--- Raw data ---

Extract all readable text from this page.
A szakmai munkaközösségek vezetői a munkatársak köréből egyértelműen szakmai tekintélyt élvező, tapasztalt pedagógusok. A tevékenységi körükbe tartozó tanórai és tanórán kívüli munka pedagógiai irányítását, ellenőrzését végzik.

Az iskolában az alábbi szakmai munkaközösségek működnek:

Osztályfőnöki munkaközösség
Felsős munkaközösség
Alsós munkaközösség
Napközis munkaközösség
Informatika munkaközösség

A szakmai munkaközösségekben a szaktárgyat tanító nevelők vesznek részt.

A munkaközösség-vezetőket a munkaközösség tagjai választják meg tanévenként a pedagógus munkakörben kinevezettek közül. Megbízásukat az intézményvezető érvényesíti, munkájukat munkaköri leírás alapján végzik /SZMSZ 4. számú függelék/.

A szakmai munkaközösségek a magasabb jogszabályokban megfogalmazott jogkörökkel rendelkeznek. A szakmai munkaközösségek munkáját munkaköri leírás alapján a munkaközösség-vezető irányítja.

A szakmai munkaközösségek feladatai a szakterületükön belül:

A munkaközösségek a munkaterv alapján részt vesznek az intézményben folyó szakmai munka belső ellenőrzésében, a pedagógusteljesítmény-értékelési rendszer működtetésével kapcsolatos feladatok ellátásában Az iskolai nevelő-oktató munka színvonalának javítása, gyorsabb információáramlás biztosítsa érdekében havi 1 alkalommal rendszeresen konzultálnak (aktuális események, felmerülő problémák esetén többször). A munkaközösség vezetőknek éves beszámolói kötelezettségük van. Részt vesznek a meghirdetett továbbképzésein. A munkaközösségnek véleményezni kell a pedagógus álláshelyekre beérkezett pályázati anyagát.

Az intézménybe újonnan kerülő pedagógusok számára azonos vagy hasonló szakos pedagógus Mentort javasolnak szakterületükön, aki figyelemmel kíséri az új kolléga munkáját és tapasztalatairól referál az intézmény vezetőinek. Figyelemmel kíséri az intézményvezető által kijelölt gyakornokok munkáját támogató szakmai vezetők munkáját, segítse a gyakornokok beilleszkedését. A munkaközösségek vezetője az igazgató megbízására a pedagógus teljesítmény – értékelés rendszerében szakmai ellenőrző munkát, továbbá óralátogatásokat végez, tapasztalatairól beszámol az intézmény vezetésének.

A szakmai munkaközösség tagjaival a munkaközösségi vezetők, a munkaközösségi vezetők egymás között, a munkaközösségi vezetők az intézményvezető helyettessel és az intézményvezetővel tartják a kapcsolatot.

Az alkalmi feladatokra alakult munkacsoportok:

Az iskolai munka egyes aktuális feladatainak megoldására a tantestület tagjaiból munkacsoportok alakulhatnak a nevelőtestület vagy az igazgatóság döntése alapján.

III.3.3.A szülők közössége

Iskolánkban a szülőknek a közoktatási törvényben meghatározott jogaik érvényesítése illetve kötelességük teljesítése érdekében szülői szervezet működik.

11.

---

Write out every line of the records exactly.

→ **Answer for this exercise**
Extract all readable text from this page.
A szakmai munkaközösségek vezetői a munkatársak köréből egyértelműen szakmai tekintélyt élvező, tapasztalt pedagógusok. A tevékenységi körükbe tartozó tanórai és tanórán kívüli munka pedagógiai irányítását, ellenőrzését végzik.

Az iskolában az alábbi szakmai munkaközösségek működnek:

Osztályfőnöki munkaközösség
Felsős munkaközösség
Alsós munkaközösség
Napközis munkaközösség
Informatika munkaközösség

A szakmai munkaközösségekben a szaktárgyat tanító nevelők vesznek részt.

A munkaközösség-vezetőket a munkaközösség tagjai választják meg tanévenként a pedagógus munkakörben kinevezettek közül. Megbízásukat az intézményvezető érvényesíti, munkájukat munkaköri leírás alapján végzik /SZMSZ 4. számú függelék/.

A szakmai munkaközösségek a magasabb jogszabályokban megfogalmazott jogkörökkel rendelkeznek. A szakmai munkaközösségek munkáját munkaköri leírás alapján a munkaközösség-vezető irányítja.

A szakmai munkaközösségek feladatai a szakterületükön belül:

A munkaközösségek a munkaterv alapján részt vesznek az intézményben folyó szakmai munka belső ellenőrzésében, a pedagógusteljesítmény-értékelési rendszer működtetésével kapcsolatos feladatok ellátásában Az iskolai nevelő-oktató munka színvonalának javítása, gyorsabb információáramlás biztosítsa érdekében havi 1 alkalommal rendszeresen konzultálnak (aktuális események, felmerülő problémák esetén többször). A munkaközösség vezetőknek éves beszámolói kötelezettségük van. Részt vesznek a meghirdetett továbbképzésein. A munkaközösségnek véleményezni kell a pedagógus álláshelyekre beérkezett pályázati anyagát.

Az intézménybe újonnan kerülő pedagógusok számára azonos vagy hasonló szakos pedagógus Mentort javasolnak szakterületükön, aki figyelemmel kíséri az új kolléga munkáját és tapasztalatairól referál az intézmény vezetőinek. Figyelemmel kíséri az intézményvezető által kijelölt gyakornokok munkáját támogató szakmai vezetők munkáját, segítse a gyakornokok beilleszkedését. A munkaközösségek vezetője az igazgató megbízására a pedagógus teljesítmény – értékelés rendszerében szakmai ellenőrző munkát, továbbá óralátogatásokat végez, tapasztalatairól beszámol az intézmény vezetésének.

A szakmai munkaközösség tagjaival a munkaközösségi vezetők, a munkaközösségi vezetők egymás között, a munkaközösségi vezetők az intézményvezető helyettessel és az intézményvezetővel tartják a kapcsolatot.

Az alkalmi feladatokra alakult munkacsoportok:

Az iskolai munka egyes aktuális feladatainak megoldására a tantestület tagjaiból munkacsoportok alakulhatnak a nevelőtestület vagy az igazgatóság döntése alapján.

III.3.3.A szülők közössége

Iskolánkban a szülőknek a közoktatási törvényben meghatározott jogaik érvényesítése illetve kötelességük teljesítése érdekében szülői szervezet működik.

11.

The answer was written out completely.